**DATASET ENTRIES:**
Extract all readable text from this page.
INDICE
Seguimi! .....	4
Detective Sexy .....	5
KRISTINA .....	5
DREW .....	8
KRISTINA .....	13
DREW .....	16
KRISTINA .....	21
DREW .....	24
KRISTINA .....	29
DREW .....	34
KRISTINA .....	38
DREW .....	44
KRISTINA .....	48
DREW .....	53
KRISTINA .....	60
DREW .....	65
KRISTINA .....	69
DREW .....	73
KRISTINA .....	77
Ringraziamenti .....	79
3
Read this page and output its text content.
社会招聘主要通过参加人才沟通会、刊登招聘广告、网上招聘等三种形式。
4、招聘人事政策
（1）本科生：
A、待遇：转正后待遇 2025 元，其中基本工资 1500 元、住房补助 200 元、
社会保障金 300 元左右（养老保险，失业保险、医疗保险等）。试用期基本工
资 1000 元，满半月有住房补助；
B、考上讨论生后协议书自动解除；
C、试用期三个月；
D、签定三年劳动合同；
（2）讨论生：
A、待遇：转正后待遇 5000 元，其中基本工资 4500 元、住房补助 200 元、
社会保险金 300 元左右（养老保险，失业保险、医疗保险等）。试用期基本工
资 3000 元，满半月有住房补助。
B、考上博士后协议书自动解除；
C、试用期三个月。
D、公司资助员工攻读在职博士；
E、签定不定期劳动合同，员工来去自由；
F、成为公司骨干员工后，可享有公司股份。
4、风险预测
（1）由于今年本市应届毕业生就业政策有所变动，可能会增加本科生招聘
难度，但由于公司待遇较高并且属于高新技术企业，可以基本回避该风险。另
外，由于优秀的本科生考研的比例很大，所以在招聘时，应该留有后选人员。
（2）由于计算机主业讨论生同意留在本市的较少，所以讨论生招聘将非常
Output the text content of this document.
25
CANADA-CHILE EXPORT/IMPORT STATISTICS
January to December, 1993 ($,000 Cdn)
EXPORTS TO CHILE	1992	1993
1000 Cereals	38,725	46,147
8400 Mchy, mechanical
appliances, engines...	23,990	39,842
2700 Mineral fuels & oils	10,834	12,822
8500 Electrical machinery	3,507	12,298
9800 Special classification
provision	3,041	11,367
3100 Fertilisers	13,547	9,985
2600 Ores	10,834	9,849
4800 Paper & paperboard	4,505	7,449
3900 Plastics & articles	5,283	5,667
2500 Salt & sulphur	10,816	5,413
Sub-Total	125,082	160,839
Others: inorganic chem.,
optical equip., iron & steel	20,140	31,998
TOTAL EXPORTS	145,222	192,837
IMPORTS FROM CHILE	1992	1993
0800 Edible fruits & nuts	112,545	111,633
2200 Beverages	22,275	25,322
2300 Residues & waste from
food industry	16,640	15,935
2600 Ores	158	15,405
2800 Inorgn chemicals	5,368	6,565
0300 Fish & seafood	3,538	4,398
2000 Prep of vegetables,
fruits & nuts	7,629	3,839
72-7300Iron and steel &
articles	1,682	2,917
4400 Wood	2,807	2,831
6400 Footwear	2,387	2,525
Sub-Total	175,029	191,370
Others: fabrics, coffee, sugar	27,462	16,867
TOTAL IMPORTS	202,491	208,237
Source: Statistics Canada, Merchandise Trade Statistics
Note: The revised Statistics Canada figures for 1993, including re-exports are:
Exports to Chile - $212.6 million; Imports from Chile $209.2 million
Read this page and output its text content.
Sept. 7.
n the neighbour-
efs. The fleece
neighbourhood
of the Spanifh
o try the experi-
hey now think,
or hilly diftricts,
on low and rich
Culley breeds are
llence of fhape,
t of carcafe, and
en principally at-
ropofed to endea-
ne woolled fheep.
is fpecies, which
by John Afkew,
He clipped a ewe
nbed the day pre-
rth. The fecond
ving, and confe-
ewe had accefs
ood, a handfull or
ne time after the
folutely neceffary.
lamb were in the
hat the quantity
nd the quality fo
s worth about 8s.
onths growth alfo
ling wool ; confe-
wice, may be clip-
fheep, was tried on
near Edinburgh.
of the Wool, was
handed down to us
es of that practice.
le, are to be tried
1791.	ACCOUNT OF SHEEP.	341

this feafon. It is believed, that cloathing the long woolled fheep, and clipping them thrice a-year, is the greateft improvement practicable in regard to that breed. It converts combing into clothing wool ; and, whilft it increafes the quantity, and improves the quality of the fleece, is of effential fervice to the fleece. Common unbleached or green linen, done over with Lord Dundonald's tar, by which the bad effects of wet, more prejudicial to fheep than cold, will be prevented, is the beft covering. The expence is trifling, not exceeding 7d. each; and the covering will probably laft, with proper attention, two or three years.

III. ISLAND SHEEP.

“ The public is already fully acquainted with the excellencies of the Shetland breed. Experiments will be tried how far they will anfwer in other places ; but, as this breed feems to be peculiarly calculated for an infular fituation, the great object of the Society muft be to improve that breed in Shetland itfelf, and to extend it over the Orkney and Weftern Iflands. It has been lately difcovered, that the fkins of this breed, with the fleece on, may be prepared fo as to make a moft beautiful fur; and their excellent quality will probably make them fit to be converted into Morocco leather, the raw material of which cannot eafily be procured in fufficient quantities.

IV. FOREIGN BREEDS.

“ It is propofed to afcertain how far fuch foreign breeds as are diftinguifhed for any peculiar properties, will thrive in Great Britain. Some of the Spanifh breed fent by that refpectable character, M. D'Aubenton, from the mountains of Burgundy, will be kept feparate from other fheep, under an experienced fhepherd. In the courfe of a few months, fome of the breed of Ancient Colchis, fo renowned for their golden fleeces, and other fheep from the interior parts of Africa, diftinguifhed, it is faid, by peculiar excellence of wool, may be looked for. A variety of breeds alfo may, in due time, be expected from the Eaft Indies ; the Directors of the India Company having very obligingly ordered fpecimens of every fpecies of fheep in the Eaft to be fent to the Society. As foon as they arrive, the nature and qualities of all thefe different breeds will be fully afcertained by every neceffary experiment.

**REQUIRED WORK:**
Give the number of lines in the records above that contain the word "失业保险". Reply with that number alone.

**SOLUTION FOR THIS PROBLEM:**
2